Task prompt:
Print the entries verbatim, leaving out the images they contain.

------------------------------------------------------------------------

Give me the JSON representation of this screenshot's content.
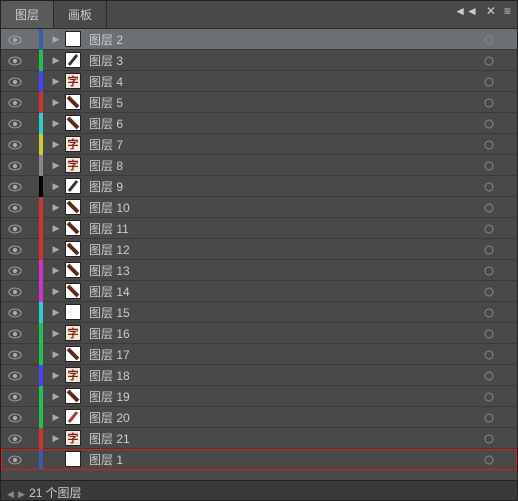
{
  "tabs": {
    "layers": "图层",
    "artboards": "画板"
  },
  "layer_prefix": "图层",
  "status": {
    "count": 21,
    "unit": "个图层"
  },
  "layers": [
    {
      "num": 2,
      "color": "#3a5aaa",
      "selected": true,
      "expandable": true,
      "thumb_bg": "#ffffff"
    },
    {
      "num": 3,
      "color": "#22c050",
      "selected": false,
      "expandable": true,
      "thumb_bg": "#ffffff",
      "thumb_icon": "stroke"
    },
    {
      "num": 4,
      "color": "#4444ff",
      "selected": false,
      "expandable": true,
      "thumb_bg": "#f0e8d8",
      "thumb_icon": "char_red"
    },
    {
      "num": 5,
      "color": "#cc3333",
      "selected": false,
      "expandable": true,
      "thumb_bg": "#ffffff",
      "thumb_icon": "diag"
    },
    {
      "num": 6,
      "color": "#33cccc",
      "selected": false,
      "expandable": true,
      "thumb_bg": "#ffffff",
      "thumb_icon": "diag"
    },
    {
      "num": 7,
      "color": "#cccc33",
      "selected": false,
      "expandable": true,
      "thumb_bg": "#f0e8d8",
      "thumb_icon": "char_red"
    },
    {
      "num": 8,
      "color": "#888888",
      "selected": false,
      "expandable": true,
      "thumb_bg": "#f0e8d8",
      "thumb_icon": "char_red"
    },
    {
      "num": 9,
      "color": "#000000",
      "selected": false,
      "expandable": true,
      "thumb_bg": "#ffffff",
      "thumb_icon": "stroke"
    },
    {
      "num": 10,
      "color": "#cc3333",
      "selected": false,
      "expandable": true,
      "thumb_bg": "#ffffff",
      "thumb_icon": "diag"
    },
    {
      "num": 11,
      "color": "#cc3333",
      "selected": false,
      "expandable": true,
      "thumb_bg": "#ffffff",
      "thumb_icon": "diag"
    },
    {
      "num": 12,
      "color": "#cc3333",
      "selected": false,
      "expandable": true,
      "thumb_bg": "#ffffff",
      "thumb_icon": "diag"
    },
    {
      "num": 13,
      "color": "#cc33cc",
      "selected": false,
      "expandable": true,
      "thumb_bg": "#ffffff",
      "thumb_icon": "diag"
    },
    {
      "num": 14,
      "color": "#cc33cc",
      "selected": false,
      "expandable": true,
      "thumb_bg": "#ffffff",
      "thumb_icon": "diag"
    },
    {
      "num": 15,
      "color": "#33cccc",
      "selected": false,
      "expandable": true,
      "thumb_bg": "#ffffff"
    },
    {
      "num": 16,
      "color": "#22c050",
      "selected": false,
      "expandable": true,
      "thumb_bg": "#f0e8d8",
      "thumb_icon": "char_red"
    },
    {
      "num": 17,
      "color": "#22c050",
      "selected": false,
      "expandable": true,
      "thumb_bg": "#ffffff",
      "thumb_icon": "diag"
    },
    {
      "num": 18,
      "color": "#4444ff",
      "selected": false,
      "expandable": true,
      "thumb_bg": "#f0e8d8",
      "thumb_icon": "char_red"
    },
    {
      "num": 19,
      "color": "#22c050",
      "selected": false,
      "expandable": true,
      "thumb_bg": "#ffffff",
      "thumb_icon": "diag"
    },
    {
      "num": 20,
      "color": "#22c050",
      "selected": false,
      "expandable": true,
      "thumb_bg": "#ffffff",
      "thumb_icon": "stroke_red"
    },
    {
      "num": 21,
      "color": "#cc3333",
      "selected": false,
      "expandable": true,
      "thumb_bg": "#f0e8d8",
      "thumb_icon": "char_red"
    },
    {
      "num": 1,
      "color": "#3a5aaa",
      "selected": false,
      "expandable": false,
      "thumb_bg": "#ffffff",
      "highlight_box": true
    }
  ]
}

------------------------------------------------------------------------

Final result:
Give me the JSON representation of this screenshot's content.
{
  "tabs": {
    "layers": "图层",
    "artboards": "画板"
  },
  "layer_prefix": "图层",
  "status": {
    "count": 21,
    "unit": "个图层"
  },
  "layers": [
    {
      "num": 2,
      "color": "#3a5aaa",
      "selected": true,
      "expandable": true,
      "thumb_bg": "#ffffff"
    },
    {
      "num": 3,
      "color": "#22c050",
      "selected": false,
      "expandable": true,
      "thumb_bg": "#ffffff",
      "thumb_icon": "stroke"
    },
    {
      "num": 4,
      "color": "#4444ff",
      "selected": false,
      "expandable": true,
      "thumb_bg": "#f0e8d8",
      "thumb_icon": "char_red"
    },
    {
      "num": 5,
      "color": "#cc3333",
      "selected": false,
      "expandable": true,
      "thumb_bg": "#ffffff",
      "thumb_icon": "diag"
    },
    {
      "num": 6,
      "color": "#33cccc",
      "selected": false,
      "expandable": true,
      "thumb_bg": "#ffffff",
      "thumb_icon": "diag"
    },
    {
      "num": 7,
      "color": "#cccc33",
      "selected": false,
      "expandable": true,
      "thumb_bg": "#f0e8d8",
      "thumb_icon": "char_red"
    },
    {
      "num": 8,
      "color": "#888888",
      "selected": false,
      "expandable": true,
      "thumb_bg": "#f0e8d8",
      "thumb_icon": "char_red"
    },
    {
      "num": 9,
      "color": "#000000",
      "selected": false,
      "expandable": true,
      "thumb_bg": "#ffffff",
      "thumb_icon": "stroke"
    },
    {
      "num": 10,
      "color": "#cc3333",
      "selected": false,
      "expandable": true,
      "thumb_bg": "#ffffff",
      "thumb_icon": "diag"
    },
    {
      "num": 11,
      "color": "#cc3333",
      "selected": false,
      "expandable": true,
      "thumb_bg": "#ffffff",
      "thumb_icon": "diag"
    },
    {
      "num": 12,
      "color": "#cc3333",
      "selected": false,
      "expandable": true,
      "thumb_bg": "#ffffff",
      "thumb_icon": "diag"
    },
    {
      "num": 13,
      "color": "#cc33cc",
      "selected": false,
      "expandable": true,
      "thumb_bg": "#ffffff",
      "thumb_icon": "diag"
    },
    {
      "num": 14,
      "color": "#cc33cc",
      "selected": false,
      "expandable": true,
      "thumb_bg": "#ffffff",
      "thumb_icon": "diag"
    },
    {
      "num": 15,
      "color": "#33cccc",
      "selected": false,
      "expandable": true,
      "thumb_bg": "#ffffff"
    },
    {
      "num": 16,
      "color": "#22c050",
      "selected": false,
      "expandable": true,
      "thumb_bg": "#f0e8d8",
      "thumb_icon": "char_red"
    },
    {
      "num": 17,
      "color": "#22c050",
      "selected": false,
      "expandable": true,
      "thumb_bg": "#ffffff",
      "thumb_icon": "diag"
    },
    {
      "num": 18,
      "color": "#4444ff",
      "selected": false,
      "expandable": true,
      "thumb_bg": "#f0e8d8",
      "thumb_icon": "char_red"
    },
    {
      "num": 19,
      "color": "#22c050",
      "selected": false,
      "expandable": true,
      "thumb_bg": "#ffffff",
      "thumb_icon": "diag"
    },
    {
      "num": 20,
      "color": "#22c050",
      "selected": false,
      "expandable": true,
      "thumb_bg": "#ffffff",
      "thumb_icon": "stroke_red"
    },
    {
      "num": 21,
      "color": "#cc3333",
      "selected": false,
      "expandable": true,
      "thumb_bg": "#f0e8d8",
      "thumb_icon": "char_red"
    },
    {
      "num": 1,
      "color": "#3a5aaa",
      "selected": false,
      "expandable": false,
      "thumb_bg": "#ffffff",
      "highlight_box": true
    }
  ]
}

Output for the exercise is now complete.